Input material:

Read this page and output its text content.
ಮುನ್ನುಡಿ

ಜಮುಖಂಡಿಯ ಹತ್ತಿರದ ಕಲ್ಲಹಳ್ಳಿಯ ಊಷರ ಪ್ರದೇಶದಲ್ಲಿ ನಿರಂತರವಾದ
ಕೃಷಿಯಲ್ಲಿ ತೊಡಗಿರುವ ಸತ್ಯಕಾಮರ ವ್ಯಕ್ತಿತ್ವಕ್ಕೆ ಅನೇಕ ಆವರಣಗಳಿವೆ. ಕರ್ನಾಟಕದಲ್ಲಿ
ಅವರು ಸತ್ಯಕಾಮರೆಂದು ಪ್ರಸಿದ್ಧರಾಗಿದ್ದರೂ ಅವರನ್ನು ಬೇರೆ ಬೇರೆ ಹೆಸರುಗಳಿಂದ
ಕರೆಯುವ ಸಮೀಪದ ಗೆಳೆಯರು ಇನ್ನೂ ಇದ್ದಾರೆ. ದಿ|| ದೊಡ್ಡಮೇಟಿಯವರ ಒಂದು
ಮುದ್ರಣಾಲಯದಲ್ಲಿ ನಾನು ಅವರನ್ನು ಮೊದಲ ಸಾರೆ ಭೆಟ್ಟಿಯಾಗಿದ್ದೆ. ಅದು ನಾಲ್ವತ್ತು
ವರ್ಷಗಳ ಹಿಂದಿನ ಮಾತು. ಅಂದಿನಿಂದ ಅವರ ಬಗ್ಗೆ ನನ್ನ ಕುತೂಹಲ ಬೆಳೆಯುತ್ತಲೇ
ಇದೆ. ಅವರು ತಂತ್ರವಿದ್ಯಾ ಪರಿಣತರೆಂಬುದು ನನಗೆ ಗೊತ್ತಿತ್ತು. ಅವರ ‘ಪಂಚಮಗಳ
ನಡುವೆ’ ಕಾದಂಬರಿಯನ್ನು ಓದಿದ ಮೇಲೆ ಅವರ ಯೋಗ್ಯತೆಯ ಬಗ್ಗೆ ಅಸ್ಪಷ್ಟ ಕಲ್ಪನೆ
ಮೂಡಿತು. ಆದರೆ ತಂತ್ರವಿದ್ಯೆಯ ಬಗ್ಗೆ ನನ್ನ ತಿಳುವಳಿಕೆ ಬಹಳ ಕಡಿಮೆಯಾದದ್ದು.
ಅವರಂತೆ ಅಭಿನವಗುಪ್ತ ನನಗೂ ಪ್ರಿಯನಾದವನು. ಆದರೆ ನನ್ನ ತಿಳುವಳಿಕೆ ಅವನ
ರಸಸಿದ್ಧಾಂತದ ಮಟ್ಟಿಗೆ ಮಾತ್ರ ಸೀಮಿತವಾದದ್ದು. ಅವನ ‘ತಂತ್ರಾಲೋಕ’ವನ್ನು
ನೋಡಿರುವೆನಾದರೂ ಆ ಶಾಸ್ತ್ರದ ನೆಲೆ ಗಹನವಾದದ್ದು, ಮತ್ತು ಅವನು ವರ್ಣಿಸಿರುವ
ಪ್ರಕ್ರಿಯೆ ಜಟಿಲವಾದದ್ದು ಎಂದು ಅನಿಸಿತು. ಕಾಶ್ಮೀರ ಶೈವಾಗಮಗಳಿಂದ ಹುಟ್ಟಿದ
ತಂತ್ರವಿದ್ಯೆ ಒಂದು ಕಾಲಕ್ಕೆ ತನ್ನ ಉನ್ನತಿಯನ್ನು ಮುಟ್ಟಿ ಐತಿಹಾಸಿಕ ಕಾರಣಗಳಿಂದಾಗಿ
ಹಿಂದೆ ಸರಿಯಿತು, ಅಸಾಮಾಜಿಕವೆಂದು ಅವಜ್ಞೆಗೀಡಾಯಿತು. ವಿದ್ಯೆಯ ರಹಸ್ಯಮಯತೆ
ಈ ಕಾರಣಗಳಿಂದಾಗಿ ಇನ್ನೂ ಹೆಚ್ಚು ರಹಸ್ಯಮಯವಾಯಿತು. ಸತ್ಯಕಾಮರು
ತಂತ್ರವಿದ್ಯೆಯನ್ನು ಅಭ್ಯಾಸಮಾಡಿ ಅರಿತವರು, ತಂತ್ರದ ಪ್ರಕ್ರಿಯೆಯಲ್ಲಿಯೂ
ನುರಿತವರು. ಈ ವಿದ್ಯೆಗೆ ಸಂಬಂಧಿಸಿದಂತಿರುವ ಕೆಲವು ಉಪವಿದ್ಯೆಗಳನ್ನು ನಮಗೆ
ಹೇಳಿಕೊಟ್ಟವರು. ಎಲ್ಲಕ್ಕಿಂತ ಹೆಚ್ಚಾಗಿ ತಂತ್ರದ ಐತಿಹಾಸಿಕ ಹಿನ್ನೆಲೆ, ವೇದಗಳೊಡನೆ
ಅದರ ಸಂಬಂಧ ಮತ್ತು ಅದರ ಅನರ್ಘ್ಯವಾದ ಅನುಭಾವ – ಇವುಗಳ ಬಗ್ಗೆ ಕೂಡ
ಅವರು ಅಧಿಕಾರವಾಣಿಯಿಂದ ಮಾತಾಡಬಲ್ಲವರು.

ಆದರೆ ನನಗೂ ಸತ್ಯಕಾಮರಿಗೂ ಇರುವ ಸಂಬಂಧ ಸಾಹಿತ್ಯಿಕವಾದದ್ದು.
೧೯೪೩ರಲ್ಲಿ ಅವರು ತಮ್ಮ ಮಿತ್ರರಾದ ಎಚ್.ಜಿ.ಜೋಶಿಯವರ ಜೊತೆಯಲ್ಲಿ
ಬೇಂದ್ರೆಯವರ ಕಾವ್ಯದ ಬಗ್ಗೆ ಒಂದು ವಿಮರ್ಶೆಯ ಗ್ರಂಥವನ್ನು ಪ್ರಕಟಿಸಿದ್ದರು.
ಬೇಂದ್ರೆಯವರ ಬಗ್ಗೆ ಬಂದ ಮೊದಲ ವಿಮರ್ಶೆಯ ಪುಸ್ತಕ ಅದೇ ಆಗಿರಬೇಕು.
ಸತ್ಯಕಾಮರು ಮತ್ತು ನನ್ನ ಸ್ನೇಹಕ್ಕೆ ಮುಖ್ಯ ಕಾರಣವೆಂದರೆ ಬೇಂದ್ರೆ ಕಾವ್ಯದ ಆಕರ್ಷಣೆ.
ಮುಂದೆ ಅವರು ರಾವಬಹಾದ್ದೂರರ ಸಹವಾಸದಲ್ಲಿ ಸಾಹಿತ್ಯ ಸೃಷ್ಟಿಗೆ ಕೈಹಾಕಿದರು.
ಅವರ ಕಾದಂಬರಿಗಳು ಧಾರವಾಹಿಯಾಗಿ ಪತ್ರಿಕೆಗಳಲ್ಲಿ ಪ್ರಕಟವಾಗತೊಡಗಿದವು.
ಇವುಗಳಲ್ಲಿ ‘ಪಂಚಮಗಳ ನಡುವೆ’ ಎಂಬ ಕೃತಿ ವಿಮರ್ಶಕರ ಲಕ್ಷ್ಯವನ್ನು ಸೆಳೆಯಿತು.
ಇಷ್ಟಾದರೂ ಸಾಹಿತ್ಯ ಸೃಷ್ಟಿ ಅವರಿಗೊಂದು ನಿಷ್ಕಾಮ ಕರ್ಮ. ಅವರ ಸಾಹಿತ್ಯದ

Requirement:
Transcribe the records above exactly as they appear.

Written response:
Read this page and output its text content.
ಮುನ್ನುಡಿ

ಜಮುಖಂಡಿಯ ಹತ್ತಿರದ ಕಲ್ಲಹಳ್ಳಿಯ ಊಷರ ಪ್ರದೇಶದಲ್ಲಿ ನಿರಂತರವಾದ
ಕೃಷಿಯಲ್ಲಿ ತೊಡಗಿರುವ ಸತ್ಯಕಾಮರ ವ್ಯಕ್ತಿತ್ವಕ್ಕೆ ಅನೇಕ ಆವರಣಗಳಿವೆ. ಕರ್ನಾಟಕದಲ್ಲಿ
ಅವರು ಸತ್ಯಕಾಮರೆಂದು ಪ್ರಸಿದ್ಧರಾಗಿದ್ದರೂ ಅವರನ್ನು ಬೇರೆ ಬೇರೆ ಹೆಸರುಗಳಿಂದ
ಕರೆಯುವ ಸಮೀಪದ ಗೆಳೆಯರು ಇನ್ನೂ ಇದ್ದಾರೆ. ದಿ|| ದೊಡ್ಡಮೇಟಿಯವರ ಒಂದು
ಮುದ್ರಣಾಲಯದಲ್ಲಿ ನಾನು ಅವರನ್ನು ಮೊದಲ ಸಾರೆ ಭೆಟ್ಟಿಯಾಗಿದ್ದೆ. ಅದು ನಾಲ್ವತ್ತು
ವರ್ಷಗಳ ಹಿಂದಿನ ಮಾತು. ಅಂದಿನಿಂದ ಅವರ ಬಗ್ಗೆ ನನ್ನ ಕುತೂಹಲ ಬೆಳೆಯುತ್ತಲೇ
ಇದೆ. ಅವರು ತಂತ್ರವಿದ್ಯಾ ಪರಿಣತರೆಂಬುದು ನನಗೆ ಗೊತ್ತಿತ್ತು. ಅವರ ‘ಪಂಚಮಗಳ
ನಡುವೆ’ ಕಾದಂಬರಿಯನ್ನು ಓದಿದ ಮೇಲೆ ಅವರ ಯೋಗ್ಯತೆಯ ಬಗ್ಗೆ ಅಸ್ಪಷ್ಟ ಕಲ್ಪನೆ
ಮೂಡಿತು. ಆದರೆ ತಂತ್ರವಿದ್ಯೆಯ ಬಗ್ಗೆ ನನ್ನ ತಿಳುವಳಿಕೆ ಬಹಳ ಕಡಿಮೆಯಾದದ್ದು.
ಅವರಂತೆ ಅಭಿನವಗುಪ್ತ ನನಗೂ ಪ್ರಿಯನಾದವನು. ಆದರೆ ನನ್ನ ತಿಳುವಳಿಕೆ ಅವನ
ರಸಸಿದ್ಧಾಂತದ ಮಟ್ಟಿಗೆ ಮಾತ್ರ ಸೀಮಿತವಾದದ್ದು. ಅವನ ‘ತಂತ್ರಾಲೋಕ’ವನ್ನು
ನೋಡಿರುವೆನಾದರೂ ಆ ಶಾಸ್ತ್ರದ ನೆಲೆ ಗಹನವಾದದ್ದು, ಮತ್ತು ಅವನು ವರ್ಣಿಸಿರುವ
ಪ್ರಕ್ರಿಯೆ ಜಟಿಲವಾದದ್ದು ಎಂದು ಅನಿಸಿತು. ಕಾಶ್ಮೀರ ಶೈವಾಗಮಗಳಿಂದ ಹುಟ್ಟಿದ
ತಂತ್ರವಿದ್ಯೆ ಒಂದು ಕಾಲಕ್ಕೆ ತನ್ನ ಉನ್ನತಿಯನ್ನು ಮುಟ್ಟಿ ಐತಿಹಾಸಿಕ ಕಾರಣಗಳಿಂದಾಗಿ
ಹಿಂದೆ ಸರಿಯಿತು, ಅಸಾಮಾಜಿಕವೆಂದು ಅವಜ್ಞೆಗೀಡಾಯಿತು. ವಿದ್ಯೆಯ ರಹಸ್ಯಮಯತೆ
ಈ ಕಾರಣಗಳಿಂದಾಗಿ ಇನ್ನೂ ಹೆಚ್ಚು ರಹಸ್ಯಮಯವಾಯಿತು. ಸತ್ಯಕಾಮರು
ತಂತ್ರವಿದ್ಯೆಯನ್ನು ಅಭ್ಯಾಸಮಾಡಿ ಅರಿತವರು, ತಂತ್ರದ ಪ್ರಕ್ರಿಯೆಯಲ್ಲಿಯೂ
ನುರಿತವರು. ಈ ವಿದ್ಯೆಗೆ ಸಂಬಂಧಿಸಿದಂತಿರುವ ಕೆಲವು ಉಪವಿದ್ಯೆಗಳನ್ನು ನಮಗೆ
ಹೇಳಿಕೊಟ್ಟವರು. ಎಲ್ಲಕ್ಕಿಂತ ಹೆಚ್ಚಾಗಿ ತಂತ್ರದ ಐತಿಹಾಸಿಕ ಹಿನ್ನೆಲೆ, ವೇದಗಳೊಡನೆ
ಅದರ ಸಂಬಂಧ ಮತ್ತು ಅದರ ಅನರ್ಘ್ಯವಾದ ಅನುಭಾವ – ಇವುಗಳ ಬಗ್ಗೆ ಕೂಡ
ಅವರು ಅಧಿಕಾರವಾಣಿಯಿಂದ ಮಾತಾಡಬಲ್ಲವರು.

ಆದರೆ ನನಗೂ ಸತ್ಯಕಾಮರಿಗೂ ಇರುವ ಸಂಬಂಧ ಸಾಹಿತ್ಯಿಕವಾದದ್ದು.
೧೯೪೩ರಲ್ಲಿ ಅವರು ತಮ್ಮ ಮಿತ್ರರಾದ ಎಚ್.ಜಿ.ಜೋಶಿಯವರ ಜೊತೆಯಲ್ಲಿ
ಬೇಂದ್ರೆಯವರ ಕಾವ್ಯದ ಬಗ್ಗೆ ಒಂದು ವಿಮರ್ಶೆಯ ಗ್ರಂಥವನ್ನು ಪ್ರಕಟಿಸಿದ್ದರು.
ಬೇಂದ್ರೆಯವರ ಬಗ್ಗೆ ಬಂದ ಮೊದಲ ವಿಮರ್ಶೆಯ ಪುಸ್ತಕ ಅದೇ ಆಗಿರಬೇಕು.
ಸತ್ಯಕಾಮರು ಮತ್ತು ನನ್ನ ಸ್ನೇಹಕ್ಕೆ ಮುಖ್ಯ ಕಾರಣವೆಂದರೆ ಬೇಂದ್ರೆ ಕಾವ್ಯದ ಆಕರ್ಷಣೆ.
ಮುಂದೆ ಅವರು ರಾವಬಹಾದ್ದೂರರ ಸಹವಾಸದಲ್ಲಿ ಸಾಹಿತ್ಯ ಸೃಷ್ಟಿಗೆ ಕೈಹಾಕಿದರು.
ಅವರ ಕಾದಂಬರಿಗಳು ಧಾರವಾಹಿಯಾಗಿ ಪತ್ರಿಕೆಗಳಲ್ಲಿ ಪ್ರಕಟವಾಗತೊಡಗಿದವು.
ಇವುಗಳಲ್ಲಿ ‘ಪಂಚಮಗಳ ನಡುವೆ’ ಎಂಬ ಕೃತಿ ವಿಮರ್ಶಕರ ಲಕ್ಷ್ಯವನ್ನು ಸೆಳೆಯಿತು.
ಇಷ್ಟಾದರೂ ಸಾಹಿತ್ಯ ಸೃಷ್ಟಿ ಅವರಿಗೊಂದು ನಿಷ್ಕಾಮ ಕರ್ಮ. ಅವರ ಸಾಹಿತ್ಯದ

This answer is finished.